What you will do:
Copy each line of the records below without changing anything.

Information shown:
..............................

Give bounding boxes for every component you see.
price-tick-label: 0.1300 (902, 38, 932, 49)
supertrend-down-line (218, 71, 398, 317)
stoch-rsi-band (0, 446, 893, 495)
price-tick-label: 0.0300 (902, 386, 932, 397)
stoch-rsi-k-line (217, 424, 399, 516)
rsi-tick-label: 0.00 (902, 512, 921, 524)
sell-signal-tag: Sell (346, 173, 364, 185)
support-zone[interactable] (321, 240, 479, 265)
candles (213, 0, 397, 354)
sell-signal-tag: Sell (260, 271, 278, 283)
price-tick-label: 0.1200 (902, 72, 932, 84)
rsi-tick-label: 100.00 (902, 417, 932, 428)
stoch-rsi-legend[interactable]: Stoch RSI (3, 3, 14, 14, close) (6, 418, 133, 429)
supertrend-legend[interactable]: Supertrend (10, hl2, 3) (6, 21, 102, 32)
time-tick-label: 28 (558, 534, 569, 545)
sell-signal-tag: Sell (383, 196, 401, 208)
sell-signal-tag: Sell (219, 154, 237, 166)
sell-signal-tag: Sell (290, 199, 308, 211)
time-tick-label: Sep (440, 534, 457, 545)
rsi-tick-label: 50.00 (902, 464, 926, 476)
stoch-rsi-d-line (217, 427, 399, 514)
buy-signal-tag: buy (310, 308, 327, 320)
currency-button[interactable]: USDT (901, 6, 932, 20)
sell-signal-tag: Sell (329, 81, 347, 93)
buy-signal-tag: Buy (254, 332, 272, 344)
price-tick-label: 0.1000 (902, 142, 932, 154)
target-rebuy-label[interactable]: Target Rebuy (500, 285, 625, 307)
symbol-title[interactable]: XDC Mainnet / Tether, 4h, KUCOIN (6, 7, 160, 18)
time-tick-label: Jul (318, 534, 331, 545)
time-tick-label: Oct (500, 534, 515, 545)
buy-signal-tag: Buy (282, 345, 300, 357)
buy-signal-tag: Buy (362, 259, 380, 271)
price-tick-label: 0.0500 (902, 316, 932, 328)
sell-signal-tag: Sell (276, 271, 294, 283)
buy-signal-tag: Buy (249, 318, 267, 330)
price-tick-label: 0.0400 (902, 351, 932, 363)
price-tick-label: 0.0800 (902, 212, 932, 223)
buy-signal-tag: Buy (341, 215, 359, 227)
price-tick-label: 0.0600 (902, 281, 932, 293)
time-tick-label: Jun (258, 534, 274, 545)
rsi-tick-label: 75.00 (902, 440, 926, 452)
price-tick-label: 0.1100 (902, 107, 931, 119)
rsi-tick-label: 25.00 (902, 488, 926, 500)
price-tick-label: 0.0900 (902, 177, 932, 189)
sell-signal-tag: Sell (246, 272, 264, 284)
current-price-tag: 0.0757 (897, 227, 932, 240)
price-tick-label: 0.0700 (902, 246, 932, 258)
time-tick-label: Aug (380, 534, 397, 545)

..............................

Result:
Give bounding boxes for every component you see.
price-tick-label: 0.1300 (902, 38, 932, 49)
supertrend-down-line (218, 71, 398, 317)
stoch-rsi-band (0, 446, 893, 495)
price-tick-label: 0.0300 (902, 386, 932, 397)
stoch-rsi-k-line (217, 424, 399, 516)
rsi-tick-label: 0.00 (902, 512, 921, 524)
sell-signal-tag: Sell (346, 173, 364, 185)
support-zone[interactable] (321, 240, 479, 265)
candles (213, 0, 397, 354)
sell-signal-tag: Sell (260, 271, 278, 283)
price-tick-label: 0.1200 (902, 72, 932, 84)
rsi-tick-label: 100.00 (902, 417, 932, 428)
stoch-rsi-legend[interactable]: Stoch RSI (3, 3, 14, 14, close) (6, 418, 133, 429)
supertrend-legend[interactable]: Supertrend (10, hl2, 3) (6, 21, 102, 32)
time-tick-label: 28 (558, 534, 569, 545)
sell-signal-tag: Sell (383, 196, 401, 208)
sell-signal-tag: Sell (219, 154, 237, 166)
sell-signal-tag: Sell (290, 199, 308, 211)
time-tick-label: Sep (440, 534, 457, 545)
rsi-tick-label: 50.00 (902, 464, 926, 476)
stoch-rsi-d-line (217, 427, 399, 514)
buy-signal-tag: buy (310, 308, 327, 320)
currency-button[interactable]: USDT (901, 6, 932, 20)
sell-signal-tag: Sell (329, 81, 347, 93)
buy-signal-tag: Buy (254, 332, 272, 344)
price-tick-label: 0.1000 (902, 142, 932, 154)
target-rebuy-label[interactable]: Target Rebuy (500, 285, 625, 307)
symbol-title[interactable]: XDC Mainnet / Tether, 4h, KUCOIN (6, 7, 160, 18)
time-tick-label: Jul (318, 534, 331, 545)
time-tick-label: Oct (500, 534, 515, 545)
buy-signal-tag: Buy (282, 345, 300, 357)
buy-signal-tag: Buy (362, 259, 380, 271)
price-tick-label: 0.0500 (902, 316, 932, 328)
sell-signal-tag: Sell (276, 271, 294, 283)
buy-signal-tag: Buy (249, 318, 267, 330)
price-tick-label: 0.0400 (902, 351, 932, 363)
price-tick-label: 0.0800 (902, 212, 932, 223)
buy-signal-tag: Buy (341, 215, 359, 227)
price-tick-label: 0.0600 (902, 281, 932, 293)
time-tick-label: Jun (258, 534, 274, 545)
rsi-tick-label: 75.00 (902, 440, 926, 452)
price-tick-label: 0.1100 (902, 107, 931, 119)
rsi-tick-label: 25.00 (902, 488, 926, 500)
price-tick-label: 0.0900 (902, 177, 932, 189)
sell-signal-tag: Sell (246, 272, 264, 284)
current-price-tag: 0.0757 (897, 227, 932, 240)
price-tick-label: 0.0700 (902, 246, 932, 258)
time-tick-label: Aug (380, 534, 397, 545)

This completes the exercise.